- WHAT THE TASK ASKS -
Exclude the pictures and reproduce the remaining data exactly as written.

Saved entries:

.....

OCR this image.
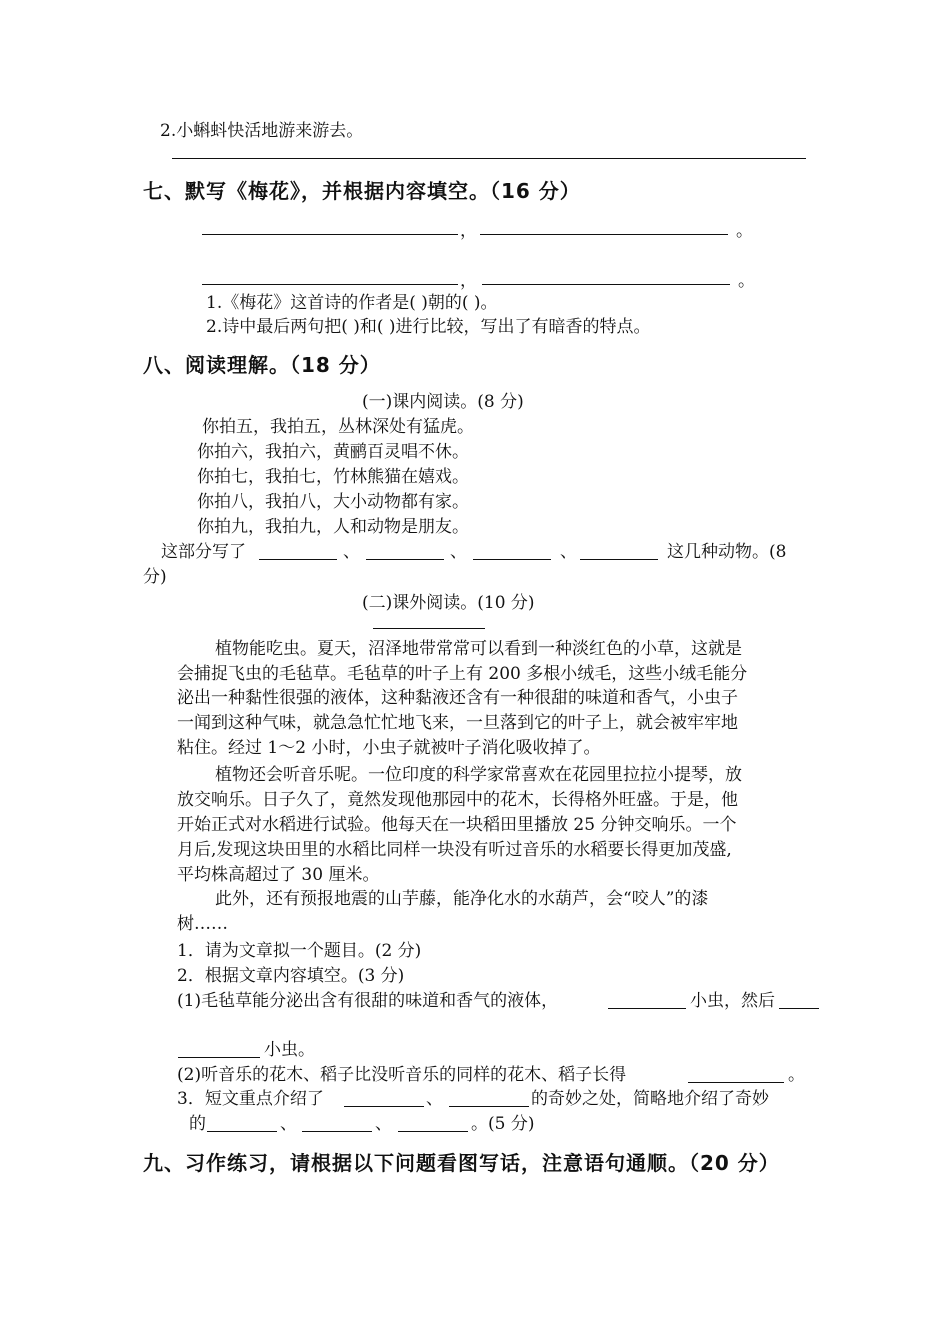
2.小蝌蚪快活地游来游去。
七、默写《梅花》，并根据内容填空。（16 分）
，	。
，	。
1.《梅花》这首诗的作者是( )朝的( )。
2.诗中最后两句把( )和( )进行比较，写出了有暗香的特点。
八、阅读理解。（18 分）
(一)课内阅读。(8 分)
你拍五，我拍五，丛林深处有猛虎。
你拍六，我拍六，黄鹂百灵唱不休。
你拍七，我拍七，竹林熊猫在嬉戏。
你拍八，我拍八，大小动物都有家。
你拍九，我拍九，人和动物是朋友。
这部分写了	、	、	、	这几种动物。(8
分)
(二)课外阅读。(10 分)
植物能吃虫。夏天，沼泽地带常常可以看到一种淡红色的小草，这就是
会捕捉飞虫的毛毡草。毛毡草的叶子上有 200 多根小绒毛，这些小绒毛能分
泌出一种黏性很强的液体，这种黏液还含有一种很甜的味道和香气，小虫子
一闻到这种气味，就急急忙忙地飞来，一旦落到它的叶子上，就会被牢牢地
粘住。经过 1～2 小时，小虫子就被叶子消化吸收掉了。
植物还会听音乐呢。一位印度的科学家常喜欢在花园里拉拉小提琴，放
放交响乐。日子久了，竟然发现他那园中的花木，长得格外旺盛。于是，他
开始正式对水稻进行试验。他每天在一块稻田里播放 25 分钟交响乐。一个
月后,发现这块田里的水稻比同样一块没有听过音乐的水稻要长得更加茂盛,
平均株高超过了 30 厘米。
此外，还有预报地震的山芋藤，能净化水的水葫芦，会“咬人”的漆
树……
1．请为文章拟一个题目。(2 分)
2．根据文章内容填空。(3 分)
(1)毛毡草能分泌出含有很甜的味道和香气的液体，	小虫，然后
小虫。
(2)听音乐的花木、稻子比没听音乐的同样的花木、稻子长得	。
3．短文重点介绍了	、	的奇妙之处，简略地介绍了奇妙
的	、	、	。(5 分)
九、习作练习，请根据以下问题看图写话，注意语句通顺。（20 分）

.....

- EXERCISE RESPONSE -
OCR this image.
2.小蝌蚪快活地游来游去。
七、默写《梅花》，并根据内容填空。（16 分）
，	。
，	。
1.《梅花》这首诗的作者是( )朝的( )。
2.诗中最后两句把( )和( )进行比较，写出了有暗香的特点。
八、阅读理解。（18 分）
(一)课内阅读。(8 分)
你拍五，我拍五，丛林深处有猛虎。
你拍六，我拍六，黄鹂百灵唱不休。
你拍七，我拍七，竹林熊猫在嬉戏。
你拍八，我拍八，大小动物都有家。
你拍九，我拍九，人和动物是朋友。
这部分写了	、	、	、	这几种动物。(8
分)
(二)课外阅读。(10 分)
植物能吃虫。夏天，沼泽地带常常可以看到一种淡红色的小草，这就是
会捕捉飞虫的毛毡草。毛毡草的叶子上有 200 多根小绒毛，这些小绒毛能分
泌出一种黏性很强的液体，这种黏液还含有一种很甜的味道和香气，小虫子
一闻到这种气味，就急急忙忙地飞来，一旦落到它的叶子上，就会被牢牢地
粘住。经过 1～2 小时，小虫子就被叶子消化吸收掉了。
植物还会听音乐呢。一位印度的科学家常喜欢在花园里拉拉小提琴，放
放交响乐。日子久了，竟然发现他那园中的花木，长得格外旺盛。于是，他
开始正式对水稻进行试验。他每天在一块稻田里播放 25 分钟交响乐。一个
月后,发现这块田里的水稻比同样一块没有听过音乐的水稻要长得更加茂盛,
平均株高超过了 30 厘米。
此外，还有预报地震的山芋藤，能净化水的水葫芦，会“咬人”的漆
树……
1．请为文章拟一个题目。(2 分)
2．根据文章内容填空。(3 分)
(1)毛毡草能分泌出含有很甜的味道和香气的液体，	小虫，然后
小虫。
(2)听音乐的花木、稻子比没听音乐的同样的花木、稻子长得	。
3．短文重点介绍了	、	的奇妙之处，简略地介绍了奇妙
的	、	、	。(5 分)
九、习作练习，请根据以下问题看图写话，注意语句通顺。（20 分）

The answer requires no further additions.